=== Supplied material ===

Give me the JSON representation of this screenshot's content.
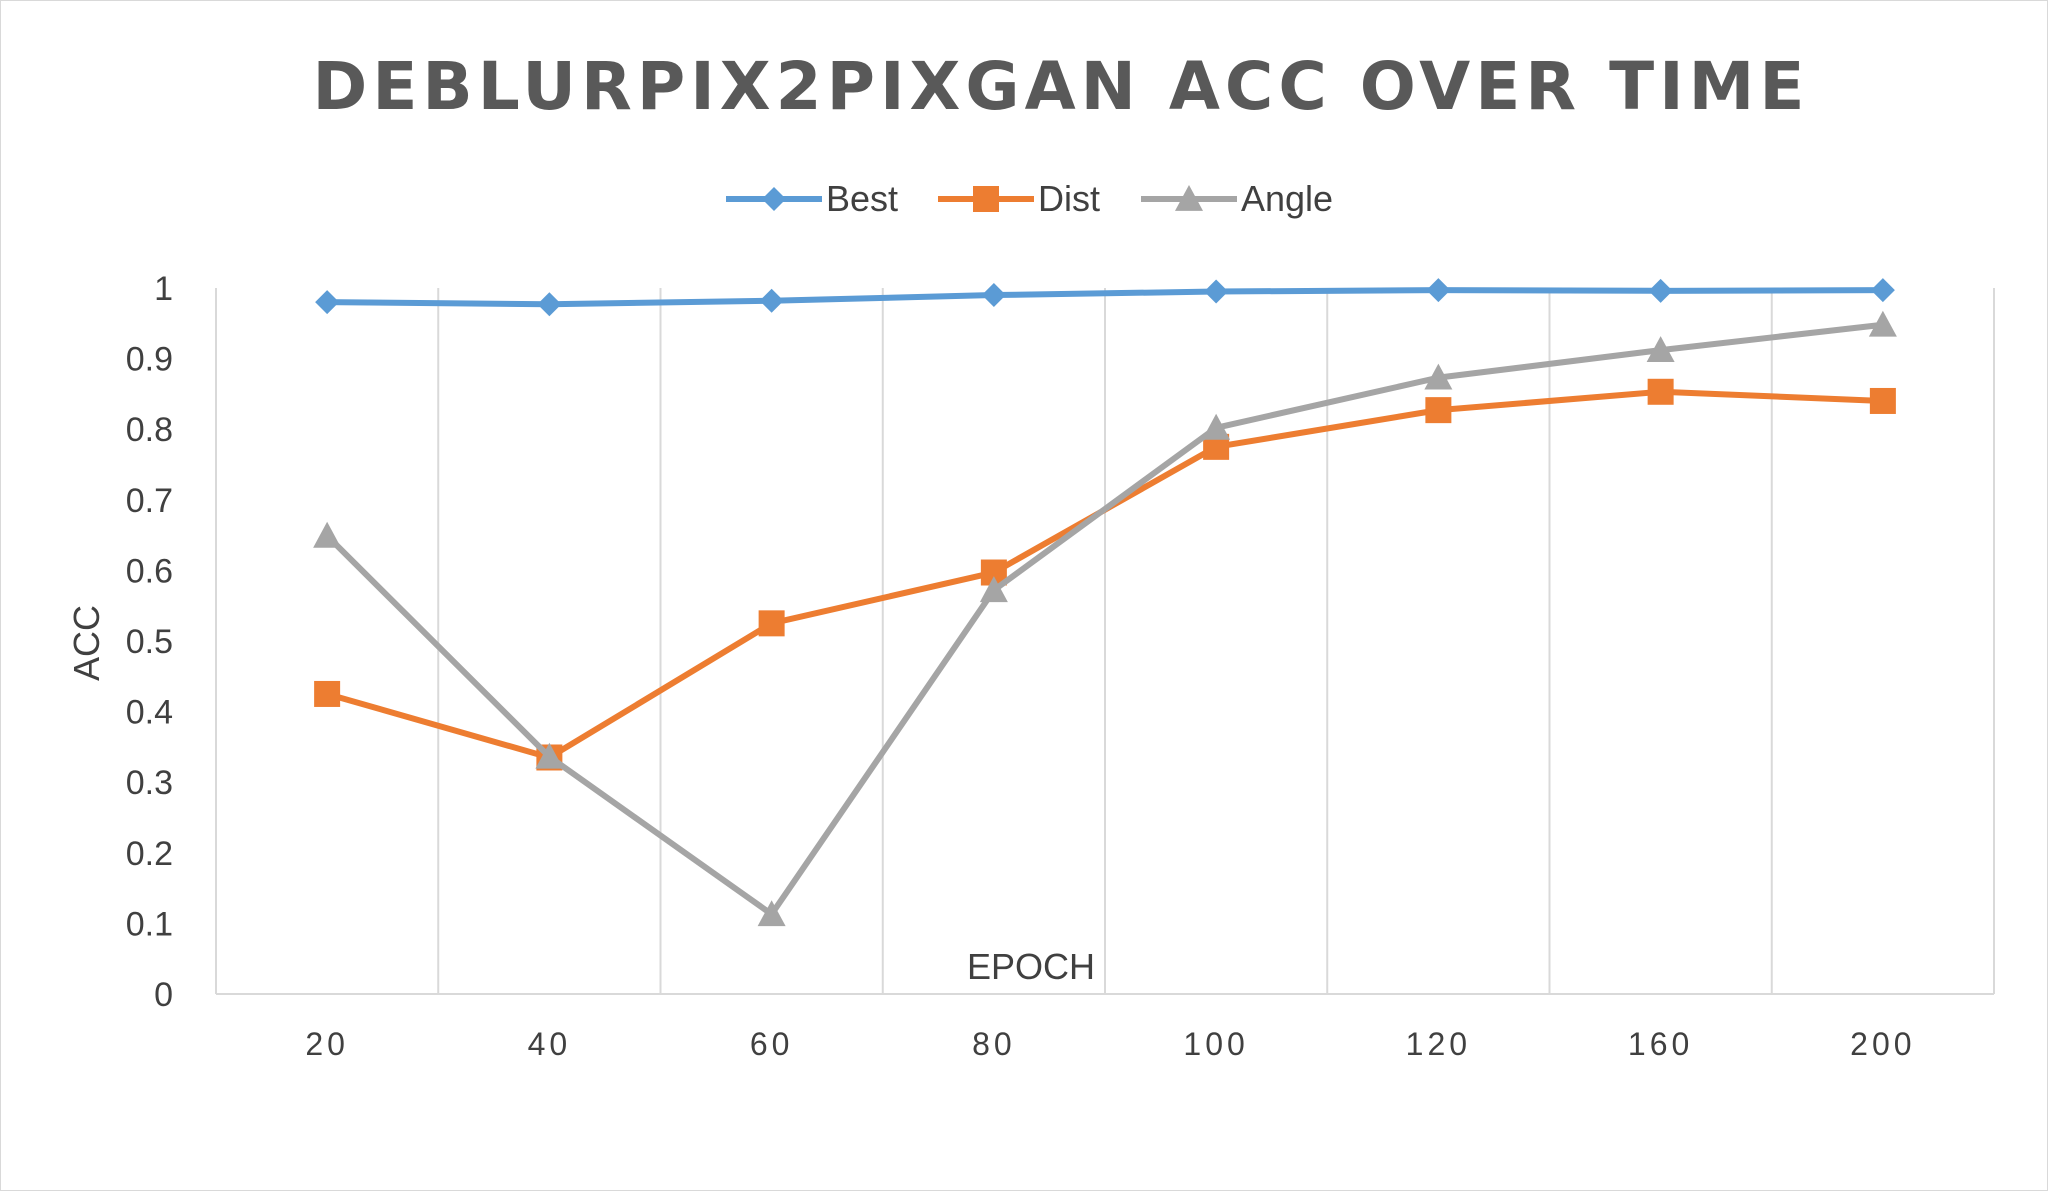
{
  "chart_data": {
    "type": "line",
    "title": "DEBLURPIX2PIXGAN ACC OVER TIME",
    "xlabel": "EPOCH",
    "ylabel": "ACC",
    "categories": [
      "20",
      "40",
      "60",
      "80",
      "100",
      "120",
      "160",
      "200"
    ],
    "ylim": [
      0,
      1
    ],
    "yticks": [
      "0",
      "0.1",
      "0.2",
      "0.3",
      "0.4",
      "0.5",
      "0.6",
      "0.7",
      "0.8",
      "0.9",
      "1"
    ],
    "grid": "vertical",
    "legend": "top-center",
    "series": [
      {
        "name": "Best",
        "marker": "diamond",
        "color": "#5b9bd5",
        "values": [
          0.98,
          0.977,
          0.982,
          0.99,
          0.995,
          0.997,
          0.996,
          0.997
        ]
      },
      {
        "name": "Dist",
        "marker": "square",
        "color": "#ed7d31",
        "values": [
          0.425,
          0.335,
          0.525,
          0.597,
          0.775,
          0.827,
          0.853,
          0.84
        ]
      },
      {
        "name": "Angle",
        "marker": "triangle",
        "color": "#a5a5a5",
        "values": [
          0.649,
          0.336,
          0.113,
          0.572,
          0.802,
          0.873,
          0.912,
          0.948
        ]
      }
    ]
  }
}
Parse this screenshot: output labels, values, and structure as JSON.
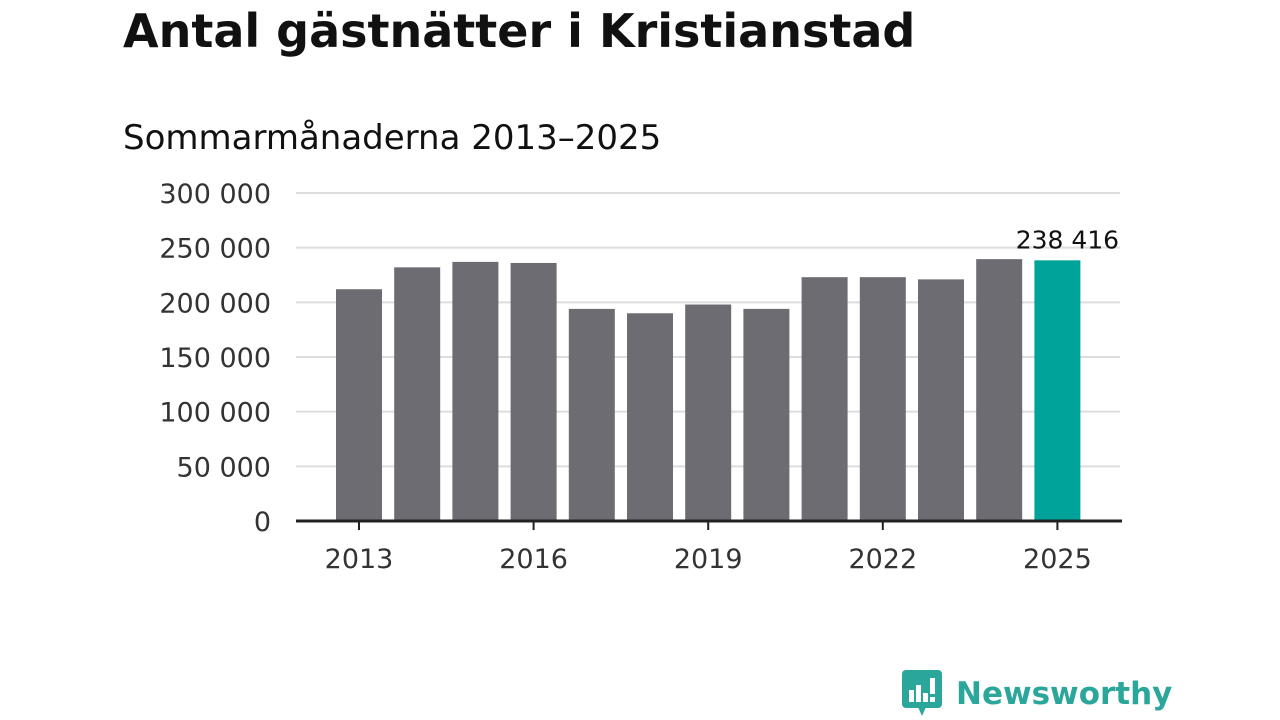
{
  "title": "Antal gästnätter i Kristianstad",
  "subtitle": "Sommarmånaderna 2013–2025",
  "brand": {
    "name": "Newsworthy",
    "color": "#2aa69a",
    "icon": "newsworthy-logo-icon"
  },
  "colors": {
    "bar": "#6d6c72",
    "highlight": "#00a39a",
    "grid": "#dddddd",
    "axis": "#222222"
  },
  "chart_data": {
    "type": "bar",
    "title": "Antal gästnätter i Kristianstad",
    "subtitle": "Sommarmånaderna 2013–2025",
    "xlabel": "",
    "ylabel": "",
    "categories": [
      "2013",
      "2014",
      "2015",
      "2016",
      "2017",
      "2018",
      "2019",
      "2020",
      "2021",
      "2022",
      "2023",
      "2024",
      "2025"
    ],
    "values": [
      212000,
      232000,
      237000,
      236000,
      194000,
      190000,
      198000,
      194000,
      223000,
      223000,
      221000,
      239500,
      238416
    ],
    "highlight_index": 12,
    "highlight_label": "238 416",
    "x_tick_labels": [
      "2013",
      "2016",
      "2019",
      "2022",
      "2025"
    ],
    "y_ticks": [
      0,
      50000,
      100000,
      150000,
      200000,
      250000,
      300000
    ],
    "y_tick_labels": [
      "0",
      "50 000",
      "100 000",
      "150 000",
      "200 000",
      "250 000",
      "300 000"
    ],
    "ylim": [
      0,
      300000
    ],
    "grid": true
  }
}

===

Quote all the lines above exactly as given. Do not include the pictures.

Give me the JSON representation of this screenshot's content.
{
  "chart_data": {
    "type": "line",
    "title": "DEBLURPIX2PIXGAN ACC OVER TIME",
    "xlabel": "EPOCH",
    "ylabel": "ACC",
    "categories": [
      "20",
      "40",
      "60",
      "80",
      "100",
      "120",
      "160",
      "200"
    ],
    "ylim": [
      0,
      1
    ],
    "yticks": [
      "0",
      "0.1",
      "0.2",
      "0.3",
      "0.4",
      "0.5",
      "0.6",
      "0.7",
      "0.8",
      "0.9",
      "1"
    ],
    "grid": "vertical",
    "legend": "top-center",
    "series": [
      {
        "name": "Best",
        "marker": "diamond",
        "color": "#5b9bd5",
        "values": [
          0.98,
          0.977,
          0.982,
          0.99,
          0.995,
          0.997,
          0.996,
          0.997
        ]
      },
      {
        "name": "Dist",
        "marker": "square",
        "color": "#ed7d31",
        "values": [
          0.425,
          0.335,
          0.525,
          0.597,
          0.775,
          0.827,
          0.853,
          0.84
        ]
      },
      {
        "name": "Angle",
        "marker": "triangle",
        "color": "#a5a5a5",
        "values": [
          0.649,
          0.336,
          0.113,
          0.572,
          0.802,
          0.873,
          0.912,
          0.948
        ]
      }
    ]
  }
}
Parse this screenshot: output labels, values, and structure as JSON.
{
  "title": "Antal gästnätter i Kristianstad",
  "subtitle": "Sommarmånaderna 2013–2025",
  "brand": {
    "name": "Newsworthy",
    "color": "#2aa69a",
    "icon": "newsworthy-logo-icon"
  },
  "colors": {
    "bar": "#6d6c72",
    "highlight": "#00a39a",
    "grid": "#dddddd",
    "axis": "#222222"
  },
  "chart_data": {
    "type": "bar",
    "title": "Antal gästnätter i Kristianstad",
    "subtitle": "Sommarmånaderna 2013–2025",
    "xlabel": "",
    "ylabel": "",
    "categories": [
      "2013",
      "2014",
      "2015",
      "2016",
      "2017",
      "2018",
      "2019",
      "2020",
      "2021",
      "2022",
      "2023",
      "2024",
      "2025"
    ],
    "values": [
      212000,
      232000,
      237000,
      236000,
      194000,
      190000,
      198000,
      194000,
      223000,
      223000,
      221000,
      239500,
      238416
    ],
    "highlight_index": 12,
    "highlight_label": "238 416",
    "x_tick_labels": [
      "2013",
      "2016",
      "2019",
      "2022",
      "2025"
    ],
    "y_ticks": [
      0,
      50000,
      100000,
      150000,
      200000,
      250000,
      300000
    ],
    "y_tick_labels": [
      "0",
      "50 000",
      "100 000",
      "150 000",
      "200 000",
      "250 000",
      "300 000"
    ],
    "ylim": [
      0,
      300000
    ],
    "grid": true
  }
}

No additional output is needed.